„Musimy żeglować czasem z
wiatrem, czasem pod wiatr, ale żeglować, nie dryfować
ani stawać na kotwicy”
Oliver Wendell Holmes
Podopieczni Środowiskowego Domu
Samopomocy w Świebodzic w dniach 21-25.07.2018r. mieli
możliwość odbycia wspaniałej przygody pod żaglami i
uczestniczyć w I Regatach „SPRAWNI niepełnoSPRAWNI
ŻEGLARZE” zorganizowanych równolegle do 54
Etapowych Regat Turystycznych. Nie było by to możliwe
gdyby nie zaproszenie Kierownik Powiatowego Ośrodka
Wsparcia Środowiskowego Domu Samopomocy w Kamiennej Górze
Pani Katarzyny Pisarek oraz organizatora Komandora
Roberta Bzdęgi - za co serdecznie i z całego serca dziękujemy.

■ DANE WEJŚCIOWE:
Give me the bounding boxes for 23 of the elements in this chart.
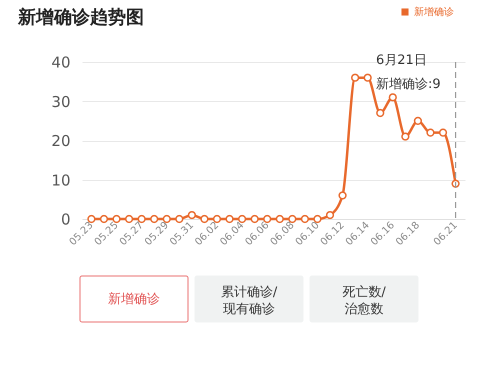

■ POLECENIE:
Kontynuuj tekst o regatach, zaczynając zaraz po jego ostatnim zdaniu. Wykaz nie ma żadnego związku z tekstem o regatach.

■ WYNIK:
W regatach uczestniczyła grupa z
Powiatowego Ośrodka Wsparcia Środowiskowego Domu
Samopomocy w Kamiennej Górze, grupa z Domu Pomocy Społecznej
w Szarocinie oraz my czyli Mariusz, Jarek, Adam, Aneta,
pani Gosia i pani Iza. 16 uczestników zostało
rozmieszczonych na dwóch jachtach, na których masztach
powiewała niebieska flaga „SPRAWNI niepełnoSPRAWNI”
. Nasza przygoda rozpoczęła się w Lubczynie skąd z
przepięknej mariny wypłynęliśmy do portu w Trzebieży
gdzie spędziliśmy swoją pierwszą noc na jachcie.
Podczas pięciodniowej żeglugi jachty przepłynęły
trasę od Lubczyny do Lubczyny odwiedzając następujące
miejscowości: Trzebież, Wolin, Kamień Pomorski, Międzywodzie,
Dziwnów, Świnoujście. Rejs to nie tylko pływanie łodzią...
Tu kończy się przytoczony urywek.